◆ **Aim**: Give the data a second time, exactly and in full.
┌──
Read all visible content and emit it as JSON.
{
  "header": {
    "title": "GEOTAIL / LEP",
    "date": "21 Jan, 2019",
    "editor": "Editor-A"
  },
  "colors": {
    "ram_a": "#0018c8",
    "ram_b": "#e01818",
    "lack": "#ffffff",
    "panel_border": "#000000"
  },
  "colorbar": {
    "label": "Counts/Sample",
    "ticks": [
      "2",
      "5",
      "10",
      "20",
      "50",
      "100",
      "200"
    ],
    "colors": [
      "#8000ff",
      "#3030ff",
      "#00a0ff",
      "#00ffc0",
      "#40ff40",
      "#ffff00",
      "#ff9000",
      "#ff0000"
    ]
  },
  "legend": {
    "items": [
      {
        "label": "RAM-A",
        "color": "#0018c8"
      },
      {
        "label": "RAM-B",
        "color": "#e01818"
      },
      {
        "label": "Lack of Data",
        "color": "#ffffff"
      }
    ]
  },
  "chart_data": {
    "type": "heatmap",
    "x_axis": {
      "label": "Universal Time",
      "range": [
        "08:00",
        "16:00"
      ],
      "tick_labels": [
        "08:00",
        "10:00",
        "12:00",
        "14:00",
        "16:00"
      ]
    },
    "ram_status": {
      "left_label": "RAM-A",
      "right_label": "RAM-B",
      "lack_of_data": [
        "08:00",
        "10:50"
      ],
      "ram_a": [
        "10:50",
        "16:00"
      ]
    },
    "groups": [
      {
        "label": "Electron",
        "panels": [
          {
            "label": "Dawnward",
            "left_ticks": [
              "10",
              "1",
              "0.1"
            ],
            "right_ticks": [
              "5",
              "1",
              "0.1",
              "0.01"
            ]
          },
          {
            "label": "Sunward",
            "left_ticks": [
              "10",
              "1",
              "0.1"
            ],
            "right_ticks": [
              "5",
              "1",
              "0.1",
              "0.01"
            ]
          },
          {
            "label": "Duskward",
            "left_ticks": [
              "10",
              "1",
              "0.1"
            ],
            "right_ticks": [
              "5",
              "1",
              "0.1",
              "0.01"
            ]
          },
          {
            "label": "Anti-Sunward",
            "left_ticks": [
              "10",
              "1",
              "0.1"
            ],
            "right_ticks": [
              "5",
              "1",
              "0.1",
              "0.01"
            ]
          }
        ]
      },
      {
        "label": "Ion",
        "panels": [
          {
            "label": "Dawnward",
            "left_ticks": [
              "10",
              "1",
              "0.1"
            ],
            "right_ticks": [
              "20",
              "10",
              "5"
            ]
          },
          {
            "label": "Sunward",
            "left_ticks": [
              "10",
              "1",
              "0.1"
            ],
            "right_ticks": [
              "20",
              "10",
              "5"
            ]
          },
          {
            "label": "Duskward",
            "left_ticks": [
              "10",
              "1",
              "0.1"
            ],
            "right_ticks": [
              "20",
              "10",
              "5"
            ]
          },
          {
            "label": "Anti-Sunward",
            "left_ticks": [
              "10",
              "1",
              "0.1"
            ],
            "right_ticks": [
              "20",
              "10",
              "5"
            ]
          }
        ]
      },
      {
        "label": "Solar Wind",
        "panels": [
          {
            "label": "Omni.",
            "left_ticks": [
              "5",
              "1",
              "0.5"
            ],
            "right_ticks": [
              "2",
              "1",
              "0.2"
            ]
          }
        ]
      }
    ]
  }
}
└──
◆ **Exercise output**:
Read all visible content and emit it as JSON.
{
  "header": {
    "title": "GEOTAIL / LEP",
    "date": "21 Jan, 2019",
    "editor": "Editor-A"
  },
  "colors": {
    "ram_a": "#0018c8",
    "ram_b": "#e01818",
    "lack": "#ffffff",
    "panel_border": "#000000"
  },
  "colorbar": {
    "label": "Counts/Sample",
    "ticks": [
      "2",
      "5",
      "10",
      "20",
      "50",
      "100",
      "200"
    ],
    "colors": [
      "#8000ff",
      "#3030ff",
      "#00a0ff",
      "#00ffc0",
      "#40ff40",
      "#ffff00",
      "#ff9000",
      "#ff0000"
    ]
  },
  "legend": {
    "items": [
      {
        "label": "RAM-A",
        "color": "#0018c8"
      },
      {
        "label": "RAM-B",
        "color": "#e01818"
      },
      {
        "label": "Lack of Data",
        "color": "#ffffff"
      }
    ]
  },
  "chart_data": {
    "type": "heatmap",
    "x_axis": {
      "label": "Universal Time",
      "range": [
        "08:00",
        "16:00"
      ],
      "tick_labels": [
        "08:00",
        "10:00",
        "12:00",
        "14:00",
        "16:00"
      ]
    },
    "ram_status": {
      "left_label": "RAM-A",
      "right_label": "RAM-B",
      "lack_of_data": [
        "08:00",
        "10:50"
      ],
      "ram_a": [
        "10:50",
        "16:00"
      ]
    },
    "groups": [
      {
        "label": "Electron",
        "panels": [
          {
            "label": "Dawnward",
            "left_ticks": [
              "10",
              "1",
              "0.1"
            ],
            "right_ticks": [
              "5",
              "1",
              "0.1",
              "0.01"
            ]
          },
          {
            "label": "Sunward",
            "left_ticks": [
              "10",
              "1",
              "0.1"
            ],
            "right_ticks": [
              "5",
              "1",
              "0.1",
              "0.01"
            ]
          },
          {
            "label": "Duskward",
            "left_ticks": [
              "10",
              "1",
              "0.1"
            ],
            "right_ticks": [
              "5",
              "1",
              "0.1",
              "0.01"
            ]
          },
          {
            "label": "Anti-Sunward",
            "left_ticks": [
              "10",
              "1",
              "0.1"
            ],
            "right_ticks": [
              "5",
              "1",
              "0.1",
              "0.01"
            ]
          }
        ]
      },
      {
        "label": "Ion",
        "panels": [
          {
            "label": "Dawnward",
            "left_ticks": [
              "10",
              "1",
              "0.1"
            ],
            "right_ticks": [
              "20",
              "10",
              "5"
            ]
          },
          {
            "label": "Sunward",
            "left_ticks": [
              "10",
              "1",
              "0.1"
            ],
            "right_ticks": [
              "20",
              "10",
              "5"
            ]
          },
          {
            "label": "Duskward",
            "left_ticks": [
              "10",
              "1",
              "0.1"
            ],
            "right_ticks": [
              "20",
              "10",
              "5"
            ]
          },
          {
            "label": "Anti-Sunward",
            "left_ticks": [
              "10",
              "1",
              "0.1"
            ],
            "right_ticks": [
              "20",
              "10",
              "5"
            ]
          }
        ]
      },
      {
        "label": "Solar Wind",
        "panels": [
          {
            "label": "Omni.",
            "left_ticks": [
              "5",
              "1",
              "0.5"
            ],
            "right_ticks": [
              "2",
              "1",
              "0.2"
            ]
          }
        ]
      }
    ]
  }
}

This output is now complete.